- **TASK BRIEF**:
Recast the lines from the one containing "- start-time: Start" through the one containing "- alt-bubble: [476, 488, 481, 493]" as a numbered list, both included and blank lines omitted. Leave the rest of the items out.

- **EXERCISE MATERIAL**:
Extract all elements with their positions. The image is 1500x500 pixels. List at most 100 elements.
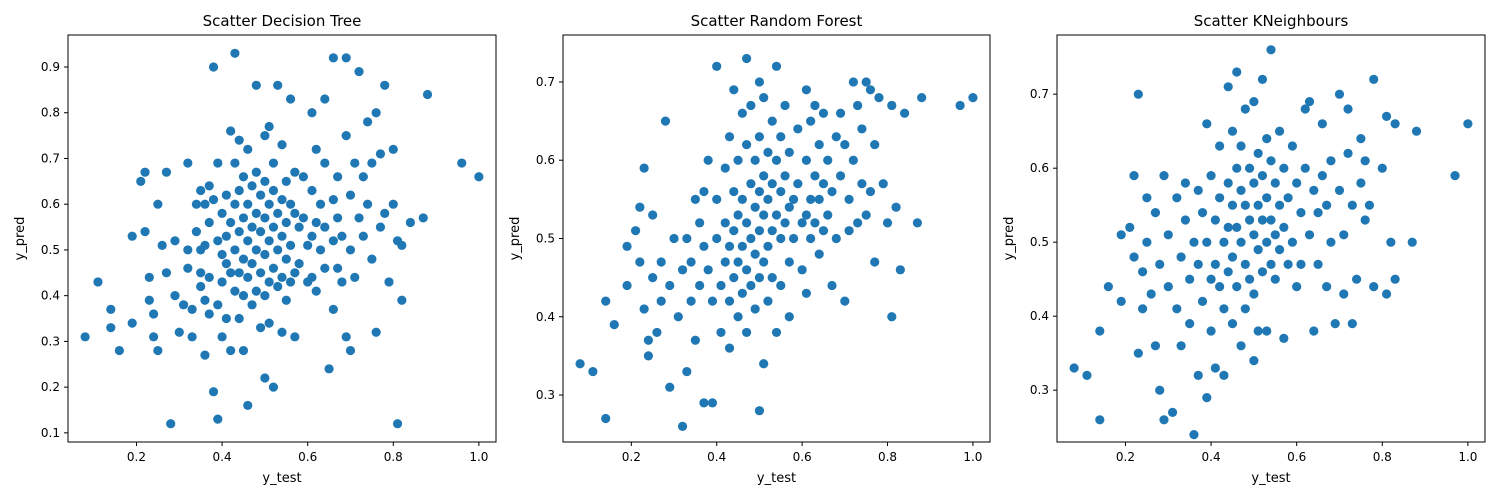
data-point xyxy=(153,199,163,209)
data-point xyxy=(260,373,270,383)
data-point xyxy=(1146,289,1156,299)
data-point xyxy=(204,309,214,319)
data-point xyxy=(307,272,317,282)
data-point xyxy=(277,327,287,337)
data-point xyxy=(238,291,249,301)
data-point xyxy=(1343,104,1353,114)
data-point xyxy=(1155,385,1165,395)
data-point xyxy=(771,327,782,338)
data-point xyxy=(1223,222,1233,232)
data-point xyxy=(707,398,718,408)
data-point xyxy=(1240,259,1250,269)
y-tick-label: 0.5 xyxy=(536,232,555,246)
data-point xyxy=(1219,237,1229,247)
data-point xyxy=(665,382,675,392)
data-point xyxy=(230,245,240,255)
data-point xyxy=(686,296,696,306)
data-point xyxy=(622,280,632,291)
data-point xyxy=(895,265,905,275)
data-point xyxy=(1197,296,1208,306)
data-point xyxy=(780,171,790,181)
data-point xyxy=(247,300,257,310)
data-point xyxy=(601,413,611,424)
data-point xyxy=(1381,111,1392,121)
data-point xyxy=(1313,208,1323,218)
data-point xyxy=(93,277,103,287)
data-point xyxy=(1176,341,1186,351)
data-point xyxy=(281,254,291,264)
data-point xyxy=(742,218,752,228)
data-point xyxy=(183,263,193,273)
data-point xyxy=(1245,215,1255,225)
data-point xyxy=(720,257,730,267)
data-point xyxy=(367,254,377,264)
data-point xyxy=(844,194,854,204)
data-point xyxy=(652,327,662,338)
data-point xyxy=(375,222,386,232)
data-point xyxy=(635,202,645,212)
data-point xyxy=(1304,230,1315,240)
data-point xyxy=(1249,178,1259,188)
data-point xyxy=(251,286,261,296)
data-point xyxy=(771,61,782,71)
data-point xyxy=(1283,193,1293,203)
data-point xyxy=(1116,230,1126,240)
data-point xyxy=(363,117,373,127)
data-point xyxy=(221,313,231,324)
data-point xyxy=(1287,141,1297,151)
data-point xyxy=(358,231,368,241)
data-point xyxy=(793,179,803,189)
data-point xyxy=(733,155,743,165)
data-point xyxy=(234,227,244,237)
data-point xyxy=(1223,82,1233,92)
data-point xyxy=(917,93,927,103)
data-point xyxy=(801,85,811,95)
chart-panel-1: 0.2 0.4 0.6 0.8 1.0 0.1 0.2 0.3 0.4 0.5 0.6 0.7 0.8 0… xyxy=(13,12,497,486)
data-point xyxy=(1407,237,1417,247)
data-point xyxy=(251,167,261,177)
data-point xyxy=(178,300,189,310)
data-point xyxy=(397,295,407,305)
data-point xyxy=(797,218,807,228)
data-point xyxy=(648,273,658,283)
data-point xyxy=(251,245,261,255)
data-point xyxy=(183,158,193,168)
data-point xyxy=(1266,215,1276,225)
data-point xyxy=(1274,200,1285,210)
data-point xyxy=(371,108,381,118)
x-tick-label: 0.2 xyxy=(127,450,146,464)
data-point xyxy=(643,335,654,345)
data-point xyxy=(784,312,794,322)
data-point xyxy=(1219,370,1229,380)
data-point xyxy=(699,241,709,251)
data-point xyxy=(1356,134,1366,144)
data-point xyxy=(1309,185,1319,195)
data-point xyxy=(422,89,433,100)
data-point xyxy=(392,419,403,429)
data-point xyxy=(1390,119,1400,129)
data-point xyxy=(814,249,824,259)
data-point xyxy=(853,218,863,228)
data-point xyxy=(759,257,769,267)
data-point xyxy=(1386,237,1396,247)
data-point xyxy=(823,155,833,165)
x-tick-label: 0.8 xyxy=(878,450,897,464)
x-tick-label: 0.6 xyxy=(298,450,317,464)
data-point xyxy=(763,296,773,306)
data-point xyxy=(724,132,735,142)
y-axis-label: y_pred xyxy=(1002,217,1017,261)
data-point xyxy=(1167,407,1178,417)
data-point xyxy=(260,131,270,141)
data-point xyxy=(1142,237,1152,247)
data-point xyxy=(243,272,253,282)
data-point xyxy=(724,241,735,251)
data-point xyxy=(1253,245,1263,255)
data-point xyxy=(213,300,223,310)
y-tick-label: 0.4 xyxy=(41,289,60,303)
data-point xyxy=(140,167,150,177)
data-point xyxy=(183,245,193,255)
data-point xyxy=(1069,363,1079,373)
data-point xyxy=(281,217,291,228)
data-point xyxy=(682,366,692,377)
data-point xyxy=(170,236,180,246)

...

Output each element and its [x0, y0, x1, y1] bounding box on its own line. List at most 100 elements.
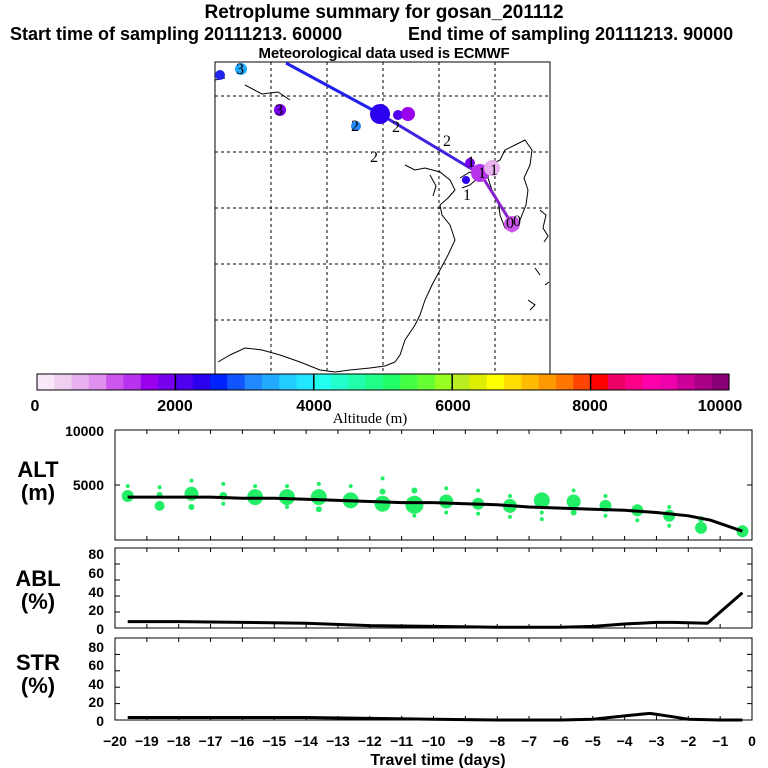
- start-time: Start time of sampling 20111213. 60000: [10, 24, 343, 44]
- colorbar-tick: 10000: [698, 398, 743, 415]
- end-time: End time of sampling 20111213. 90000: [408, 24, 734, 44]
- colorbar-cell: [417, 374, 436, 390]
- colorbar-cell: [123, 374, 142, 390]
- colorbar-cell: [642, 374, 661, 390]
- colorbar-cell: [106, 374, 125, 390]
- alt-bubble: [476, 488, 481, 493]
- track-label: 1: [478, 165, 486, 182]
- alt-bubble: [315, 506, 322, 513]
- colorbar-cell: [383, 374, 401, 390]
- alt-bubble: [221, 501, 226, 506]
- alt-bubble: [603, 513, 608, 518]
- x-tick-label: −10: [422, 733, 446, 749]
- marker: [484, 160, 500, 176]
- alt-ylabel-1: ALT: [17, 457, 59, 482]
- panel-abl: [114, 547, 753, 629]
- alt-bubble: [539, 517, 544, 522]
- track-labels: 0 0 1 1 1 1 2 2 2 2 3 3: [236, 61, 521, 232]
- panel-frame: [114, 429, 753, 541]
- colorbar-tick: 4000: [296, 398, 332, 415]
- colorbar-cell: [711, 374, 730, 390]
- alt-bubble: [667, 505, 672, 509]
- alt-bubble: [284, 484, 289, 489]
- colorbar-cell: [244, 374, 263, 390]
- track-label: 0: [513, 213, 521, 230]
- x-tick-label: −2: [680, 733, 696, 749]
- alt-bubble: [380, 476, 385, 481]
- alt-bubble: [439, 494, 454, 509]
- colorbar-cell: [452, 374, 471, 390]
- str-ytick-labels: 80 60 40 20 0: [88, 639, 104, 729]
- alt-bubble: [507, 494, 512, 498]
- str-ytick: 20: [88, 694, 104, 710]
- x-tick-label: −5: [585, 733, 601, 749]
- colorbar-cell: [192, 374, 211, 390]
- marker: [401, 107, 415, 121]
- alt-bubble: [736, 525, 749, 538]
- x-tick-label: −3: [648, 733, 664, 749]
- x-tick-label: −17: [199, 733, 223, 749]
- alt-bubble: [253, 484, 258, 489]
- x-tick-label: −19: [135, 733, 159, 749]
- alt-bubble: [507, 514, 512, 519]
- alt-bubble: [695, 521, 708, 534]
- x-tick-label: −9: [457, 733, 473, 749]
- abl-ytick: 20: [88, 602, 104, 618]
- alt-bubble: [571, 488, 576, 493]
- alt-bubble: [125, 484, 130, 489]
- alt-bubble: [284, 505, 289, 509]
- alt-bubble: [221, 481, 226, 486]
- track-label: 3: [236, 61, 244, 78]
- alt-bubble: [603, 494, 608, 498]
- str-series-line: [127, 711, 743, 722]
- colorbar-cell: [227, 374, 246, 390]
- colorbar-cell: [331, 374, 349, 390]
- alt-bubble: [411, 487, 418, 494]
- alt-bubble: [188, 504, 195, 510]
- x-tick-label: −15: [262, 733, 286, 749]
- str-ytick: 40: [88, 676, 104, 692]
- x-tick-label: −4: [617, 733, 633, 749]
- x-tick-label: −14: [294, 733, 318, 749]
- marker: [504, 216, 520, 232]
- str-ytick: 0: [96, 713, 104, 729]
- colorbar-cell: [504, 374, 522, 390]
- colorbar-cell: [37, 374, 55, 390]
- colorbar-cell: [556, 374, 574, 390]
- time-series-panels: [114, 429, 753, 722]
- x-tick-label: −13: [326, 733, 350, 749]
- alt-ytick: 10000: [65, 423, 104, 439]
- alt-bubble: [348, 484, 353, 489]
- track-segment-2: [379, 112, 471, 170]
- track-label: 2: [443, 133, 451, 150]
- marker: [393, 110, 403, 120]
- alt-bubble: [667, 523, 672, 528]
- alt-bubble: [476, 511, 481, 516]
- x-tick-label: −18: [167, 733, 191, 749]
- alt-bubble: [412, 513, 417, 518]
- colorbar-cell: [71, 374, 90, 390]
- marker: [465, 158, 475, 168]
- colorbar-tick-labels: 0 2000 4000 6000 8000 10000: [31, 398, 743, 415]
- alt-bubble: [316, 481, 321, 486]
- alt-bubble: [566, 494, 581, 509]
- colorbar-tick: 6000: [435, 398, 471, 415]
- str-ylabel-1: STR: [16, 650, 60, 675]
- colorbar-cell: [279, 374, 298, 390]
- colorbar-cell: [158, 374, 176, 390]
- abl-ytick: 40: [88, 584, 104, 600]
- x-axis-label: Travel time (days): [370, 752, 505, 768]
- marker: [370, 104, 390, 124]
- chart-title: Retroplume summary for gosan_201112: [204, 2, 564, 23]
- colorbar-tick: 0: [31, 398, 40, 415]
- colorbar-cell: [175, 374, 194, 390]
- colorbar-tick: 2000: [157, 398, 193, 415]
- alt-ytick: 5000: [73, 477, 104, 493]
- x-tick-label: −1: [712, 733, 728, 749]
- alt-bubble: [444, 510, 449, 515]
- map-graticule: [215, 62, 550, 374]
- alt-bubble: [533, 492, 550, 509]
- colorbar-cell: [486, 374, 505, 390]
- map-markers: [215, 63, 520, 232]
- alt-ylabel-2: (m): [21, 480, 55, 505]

- **TASK RESPONSE**:
1. - start-time: Start time of sampling 20111213. 60000: [10, 24, 343, 44]
2. - colorbar-tick: 10000: [698, 398, 743, 415]
3. - end-time: End time of sampling 20111213. 90000: [408, 24, 734, 44]
4. - colorbar-cell: [417, 374, 436, 390]
5. - colorbar-cell: [123, 374, 142, 390]
6. - colorbar-cell: [642, 374, 661, 390]
7. - colorbar-cell: [106, 374, 125, 390]
8. - alt-bubble: [476, 488, 481, 493]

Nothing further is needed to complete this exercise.